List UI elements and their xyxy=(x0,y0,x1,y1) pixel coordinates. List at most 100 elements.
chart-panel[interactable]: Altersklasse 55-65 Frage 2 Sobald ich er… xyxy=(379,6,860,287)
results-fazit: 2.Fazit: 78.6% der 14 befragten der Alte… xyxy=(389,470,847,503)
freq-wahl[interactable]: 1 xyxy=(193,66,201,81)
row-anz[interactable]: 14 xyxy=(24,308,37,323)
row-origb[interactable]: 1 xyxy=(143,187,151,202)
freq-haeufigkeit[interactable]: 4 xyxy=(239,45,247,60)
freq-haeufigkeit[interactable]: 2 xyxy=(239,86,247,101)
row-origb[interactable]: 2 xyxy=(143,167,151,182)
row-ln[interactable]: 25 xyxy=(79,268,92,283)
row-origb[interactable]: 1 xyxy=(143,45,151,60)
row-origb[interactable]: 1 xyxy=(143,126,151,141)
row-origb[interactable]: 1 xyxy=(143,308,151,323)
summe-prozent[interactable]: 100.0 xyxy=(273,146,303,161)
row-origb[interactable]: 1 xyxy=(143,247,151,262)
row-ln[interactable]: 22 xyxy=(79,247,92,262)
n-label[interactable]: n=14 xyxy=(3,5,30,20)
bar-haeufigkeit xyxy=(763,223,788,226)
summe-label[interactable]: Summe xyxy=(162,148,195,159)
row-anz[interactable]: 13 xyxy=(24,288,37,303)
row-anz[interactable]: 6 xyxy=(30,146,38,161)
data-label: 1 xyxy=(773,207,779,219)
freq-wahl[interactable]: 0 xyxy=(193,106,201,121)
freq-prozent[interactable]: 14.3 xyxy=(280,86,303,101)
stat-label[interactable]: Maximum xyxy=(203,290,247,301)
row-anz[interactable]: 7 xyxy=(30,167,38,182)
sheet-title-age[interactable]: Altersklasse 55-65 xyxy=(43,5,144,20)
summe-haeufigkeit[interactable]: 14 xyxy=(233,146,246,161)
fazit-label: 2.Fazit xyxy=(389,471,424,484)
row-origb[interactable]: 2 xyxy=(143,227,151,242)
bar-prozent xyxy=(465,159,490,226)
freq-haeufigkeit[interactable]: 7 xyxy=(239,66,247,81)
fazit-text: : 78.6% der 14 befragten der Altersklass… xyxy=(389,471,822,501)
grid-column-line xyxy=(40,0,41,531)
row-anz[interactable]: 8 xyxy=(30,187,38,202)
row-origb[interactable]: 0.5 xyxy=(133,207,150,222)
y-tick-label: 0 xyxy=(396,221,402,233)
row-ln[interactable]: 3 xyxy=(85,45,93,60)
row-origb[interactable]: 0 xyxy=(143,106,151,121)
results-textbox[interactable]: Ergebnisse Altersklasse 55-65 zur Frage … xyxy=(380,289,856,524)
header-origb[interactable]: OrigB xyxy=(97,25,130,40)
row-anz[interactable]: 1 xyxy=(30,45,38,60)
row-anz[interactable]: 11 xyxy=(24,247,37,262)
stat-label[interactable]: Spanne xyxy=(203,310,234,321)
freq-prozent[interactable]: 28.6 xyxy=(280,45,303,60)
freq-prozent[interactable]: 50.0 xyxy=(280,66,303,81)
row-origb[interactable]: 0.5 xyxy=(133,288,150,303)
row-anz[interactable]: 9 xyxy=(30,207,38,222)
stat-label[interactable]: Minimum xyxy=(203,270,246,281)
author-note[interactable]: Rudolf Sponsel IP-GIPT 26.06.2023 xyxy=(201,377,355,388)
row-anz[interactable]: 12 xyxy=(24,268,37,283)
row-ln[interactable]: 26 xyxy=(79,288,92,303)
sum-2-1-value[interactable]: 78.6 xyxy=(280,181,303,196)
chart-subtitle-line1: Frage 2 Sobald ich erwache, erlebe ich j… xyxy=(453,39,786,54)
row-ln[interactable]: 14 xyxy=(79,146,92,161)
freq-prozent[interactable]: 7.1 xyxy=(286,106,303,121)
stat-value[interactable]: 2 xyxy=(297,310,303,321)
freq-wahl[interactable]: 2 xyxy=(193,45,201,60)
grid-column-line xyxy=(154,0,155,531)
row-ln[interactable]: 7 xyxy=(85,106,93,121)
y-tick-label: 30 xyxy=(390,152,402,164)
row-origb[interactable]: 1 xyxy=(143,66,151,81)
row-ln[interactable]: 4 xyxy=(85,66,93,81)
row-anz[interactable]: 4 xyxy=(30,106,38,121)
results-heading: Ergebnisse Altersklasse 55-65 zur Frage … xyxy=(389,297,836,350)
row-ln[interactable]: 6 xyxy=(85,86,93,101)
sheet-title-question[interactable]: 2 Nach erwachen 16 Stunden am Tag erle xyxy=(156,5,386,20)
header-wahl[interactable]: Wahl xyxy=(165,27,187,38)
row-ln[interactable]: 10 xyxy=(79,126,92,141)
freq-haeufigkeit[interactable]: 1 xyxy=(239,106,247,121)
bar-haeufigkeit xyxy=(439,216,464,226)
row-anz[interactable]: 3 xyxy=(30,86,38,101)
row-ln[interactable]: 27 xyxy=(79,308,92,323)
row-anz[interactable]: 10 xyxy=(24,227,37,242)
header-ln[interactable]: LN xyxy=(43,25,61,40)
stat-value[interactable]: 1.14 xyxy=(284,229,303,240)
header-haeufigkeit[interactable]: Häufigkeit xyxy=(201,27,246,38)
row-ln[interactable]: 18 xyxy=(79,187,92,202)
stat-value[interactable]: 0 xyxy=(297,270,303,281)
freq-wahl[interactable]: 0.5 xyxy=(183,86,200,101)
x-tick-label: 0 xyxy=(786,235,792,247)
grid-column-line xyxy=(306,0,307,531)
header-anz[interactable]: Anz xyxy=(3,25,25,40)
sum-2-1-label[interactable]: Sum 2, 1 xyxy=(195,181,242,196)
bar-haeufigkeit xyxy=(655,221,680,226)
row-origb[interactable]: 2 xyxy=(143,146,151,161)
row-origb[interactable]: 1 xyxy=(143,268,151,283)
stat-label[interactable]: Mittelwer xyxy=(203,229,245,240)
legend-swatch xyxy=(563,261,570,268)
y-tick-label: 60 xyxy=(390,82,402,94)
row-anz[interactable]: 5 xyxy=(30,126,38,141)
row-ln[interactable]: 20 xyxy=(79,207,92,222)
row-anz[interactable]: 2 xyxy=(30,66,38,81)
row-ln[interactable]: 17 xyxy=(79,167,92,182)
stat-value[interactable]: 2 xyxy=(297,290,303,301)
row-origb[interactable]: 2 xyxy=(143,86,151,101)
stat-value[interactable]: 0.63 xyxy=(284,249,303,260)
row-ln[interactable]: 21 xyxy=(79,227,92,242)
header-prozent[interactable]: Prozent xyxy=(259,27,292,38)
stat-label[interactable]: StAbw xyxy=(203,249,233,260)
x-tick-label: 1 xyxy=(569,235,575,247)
◆ ◆ ◆ ◆
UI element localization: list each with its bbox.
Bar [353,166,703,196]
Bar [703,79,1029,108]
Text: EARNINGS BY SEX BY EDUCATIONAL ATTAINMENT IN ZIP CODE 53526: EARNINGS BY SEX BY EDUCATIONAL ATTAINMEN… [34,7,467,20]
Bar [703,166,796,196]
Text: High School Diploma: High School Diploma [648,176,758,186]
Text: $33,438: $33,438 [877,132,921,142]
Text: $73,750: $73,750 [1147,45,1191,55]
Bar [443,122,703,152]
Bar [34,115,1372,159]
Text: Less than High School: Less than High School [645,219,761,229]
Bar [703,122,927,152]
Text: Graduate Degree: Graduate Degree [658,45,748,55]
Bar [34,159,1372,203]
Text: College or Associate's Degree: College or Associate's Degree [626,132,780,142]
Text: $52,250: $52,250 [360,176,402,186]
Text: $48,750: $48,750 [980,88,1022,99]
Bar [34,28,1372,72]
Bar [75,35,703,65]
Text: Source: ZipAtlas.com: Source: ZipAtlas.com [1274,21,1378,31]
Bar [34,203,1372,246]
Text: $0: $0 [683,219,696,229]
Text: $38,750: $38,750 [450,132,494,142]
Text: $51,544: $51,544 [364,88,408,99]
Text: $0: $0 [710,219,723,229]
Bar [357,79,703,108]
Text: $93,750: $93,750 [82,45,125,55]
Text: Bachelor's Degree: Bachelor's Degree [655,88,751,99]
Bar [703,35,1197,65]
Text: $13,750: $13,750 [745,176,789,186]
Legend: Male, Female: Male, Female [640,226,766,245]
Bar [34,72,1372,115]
◆ ◆ ◆ ◆
◆ TASK DESCRIPTION:
Rewrite the lines from the one containing "List UI elements" to the one containing "row-origb[interactable]: 1 xyxy=(143,45,151,60)", both included, as a JSON list of strings with one string per line and blank lines left out.

◆ FINISHED ANSWER:
[
  "List UI elements and their xyxy=(x0,y0,x1,y1) pixel coordinates. List at most 100 elements.",
  "chart-panel[interactable]: Altersklasse 55-65 Frage 2 Sobald ich er… xyxy=(379,6,860,287)",
  "results-fazit: 2.Fazit: 78.6% der 14 befragten der Alte… xyxy=(389,470,847,503)",
  "freq-wahl[interactable]: 1 xyxy=(193,66,201,81)",
  "row-anz[interactable]: 14 xyxy=(24,308,37,323)",
  "row-origb[interactable]: 1 xyxy=(143,187,151,202)",
  "freq-haeufigkeit[interactable]: 4 xyxy=(239,45,247,60)",
  "freq-haeufigkeit[interactable]: 2 xyxy=(239,86,247,101)",
  "row-origb[interactable]: 2 xyxy=(143,167,151,182)",
  "row-ln[interactable]: 25 xyxy=(79,268,92,283)",
  "row-origb[interactable]: 1 xyxy=(143,45,151,60)"
]